> **Your task**: Wherever the word "were" appears in a line, copy that line.

[begin Data for this task]

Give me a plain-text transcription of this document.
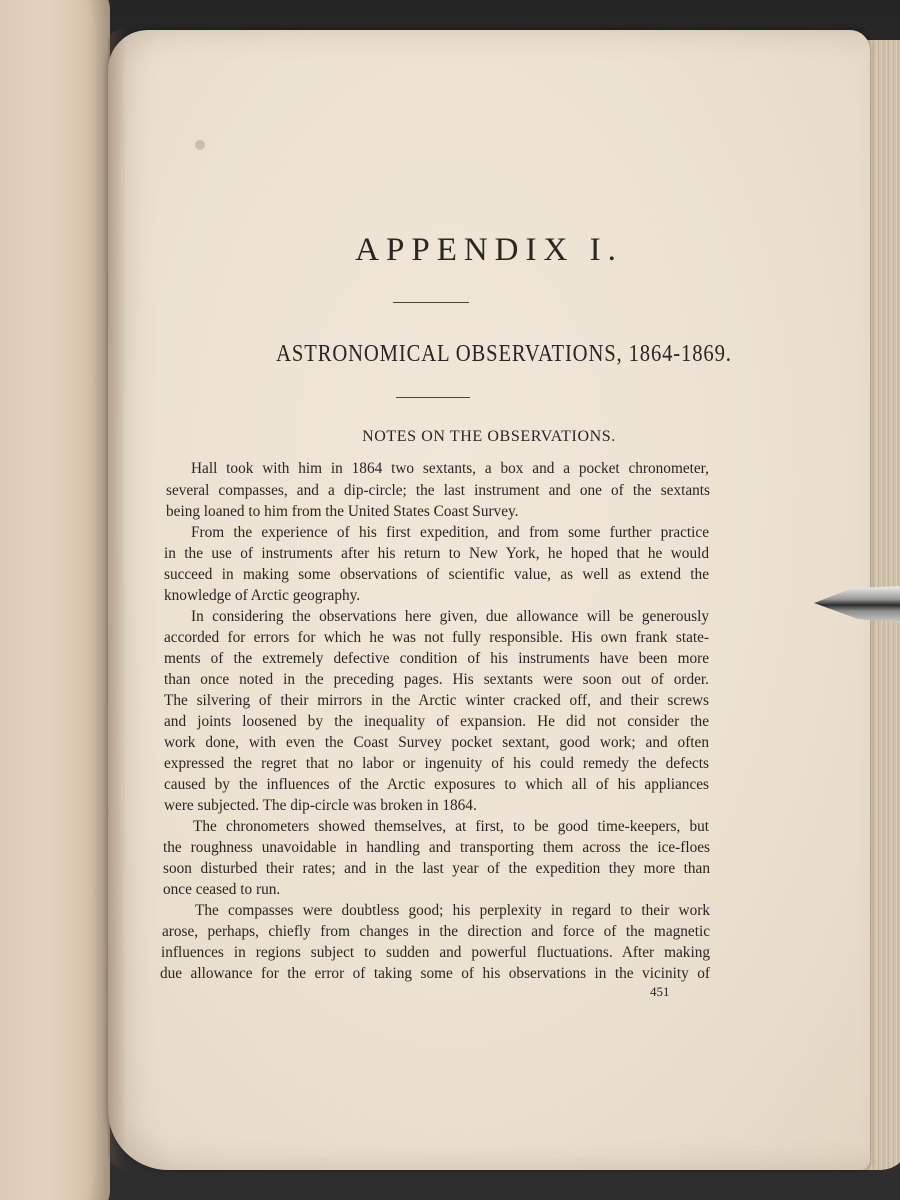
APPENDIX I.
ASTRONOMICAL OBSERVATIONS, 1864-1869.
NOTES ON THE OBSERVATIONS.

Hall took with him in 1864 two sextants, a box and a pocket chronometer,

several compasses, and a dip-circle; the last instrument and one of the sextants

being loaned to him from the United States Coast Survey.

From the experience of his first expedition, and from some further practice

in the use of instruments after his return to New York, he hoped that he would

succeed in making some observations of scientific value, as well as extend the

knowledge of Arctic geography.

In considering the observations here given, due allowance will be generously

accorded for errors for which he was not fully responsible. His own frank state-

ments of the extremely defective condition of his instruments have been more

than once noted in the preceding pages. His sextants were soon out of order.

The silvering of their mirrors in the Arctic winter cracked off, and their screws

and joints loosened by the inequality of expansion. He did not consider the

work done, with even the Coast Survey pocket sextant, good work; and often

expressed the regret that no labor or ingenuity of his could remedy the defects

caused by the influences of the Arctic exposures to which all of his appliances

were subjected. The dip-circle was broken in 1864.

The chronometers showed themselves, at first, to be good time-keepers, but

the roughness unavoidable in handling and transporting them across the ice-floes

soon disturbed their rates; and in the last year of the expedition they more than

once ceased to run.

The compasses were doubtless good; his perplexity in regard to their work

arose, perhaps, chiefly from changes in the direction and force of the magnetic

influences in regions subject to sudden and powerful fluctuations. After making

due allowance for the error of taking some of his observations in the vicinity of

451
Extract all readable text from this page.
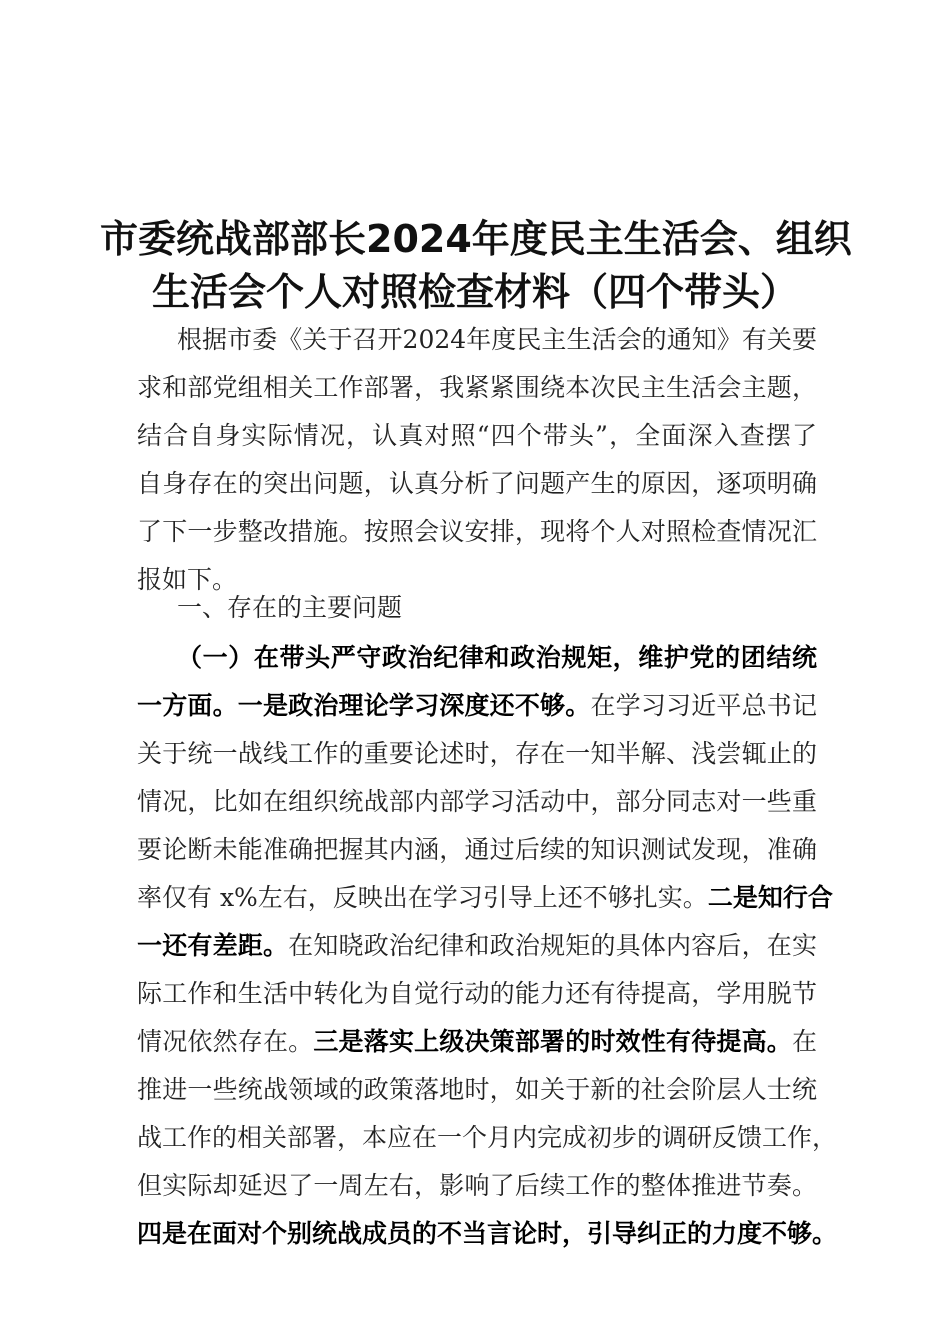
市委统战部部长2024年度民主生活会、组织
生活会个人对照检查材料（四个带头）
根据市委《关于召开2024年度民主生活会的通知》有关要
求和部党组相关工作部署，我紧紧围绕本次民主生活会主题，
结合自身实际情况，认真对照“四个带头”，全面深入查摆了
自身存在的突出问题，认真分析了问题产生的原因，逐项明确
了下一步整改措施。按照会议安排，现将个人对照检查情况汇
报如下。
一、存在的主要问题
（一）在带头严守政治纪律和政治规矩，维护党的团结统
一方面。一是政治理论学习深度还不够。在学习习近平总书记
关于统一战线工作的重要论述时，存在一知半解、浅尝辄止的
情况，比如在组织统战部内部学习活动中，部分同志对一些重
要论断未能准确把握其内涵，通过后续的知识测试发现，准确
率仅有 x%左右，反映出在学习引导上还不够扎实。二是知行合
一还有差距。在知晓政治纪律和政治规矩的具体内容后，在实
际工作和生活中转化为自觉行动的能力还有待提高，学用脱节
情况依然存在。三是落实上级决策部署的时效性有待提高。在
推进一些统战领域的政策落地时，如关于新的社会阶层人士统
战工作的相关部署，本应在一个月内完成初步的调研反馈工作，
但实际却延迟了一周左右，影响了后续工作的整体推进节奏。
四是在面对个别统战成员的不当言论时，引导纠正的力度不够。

[end Data for this task]
[begin Data for this task]

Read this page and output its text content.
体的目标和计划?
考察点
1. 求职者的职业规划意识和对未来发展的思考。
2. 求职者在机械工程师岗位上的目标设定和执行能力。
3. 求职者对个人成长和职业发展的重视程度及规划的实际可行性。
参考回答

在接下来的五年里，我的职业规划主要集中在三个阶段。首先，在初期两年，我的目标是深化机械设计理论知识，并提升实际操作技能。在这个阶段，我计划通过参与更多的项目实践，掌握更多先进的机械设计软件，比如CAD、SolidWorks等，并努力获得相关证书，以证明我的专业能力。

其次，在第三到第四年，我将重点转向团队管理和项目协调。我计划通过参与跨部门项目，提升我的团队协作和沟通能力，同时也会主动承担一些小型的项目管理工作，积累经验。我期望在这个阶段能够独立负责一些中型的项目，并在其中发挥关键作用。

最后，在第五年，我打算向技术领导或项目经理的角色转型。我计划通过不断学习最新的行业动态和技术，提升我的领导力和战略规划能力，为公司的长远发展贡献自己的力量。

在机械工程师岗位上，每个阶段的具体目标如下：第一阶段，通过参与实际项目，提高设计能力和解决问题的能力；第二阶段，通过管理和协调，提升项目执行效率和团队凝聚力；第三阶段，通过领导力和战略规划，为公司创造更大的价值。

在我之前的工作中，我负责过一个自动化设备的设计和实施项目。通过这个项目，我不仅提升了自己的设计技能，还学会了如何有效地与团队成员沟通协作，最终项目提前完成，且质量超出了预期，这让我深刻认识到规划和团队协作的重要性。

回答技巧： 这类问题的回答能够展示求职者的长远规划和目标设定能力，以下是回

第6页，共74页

[end Data for this task]

> **Output for this exercise**:
than once noted in the preceding pages. His sextants were soon out of order.
were subjected. The dip-circle was broken in 1864.
The compasses were doubtless good; his perplexity in regard to their work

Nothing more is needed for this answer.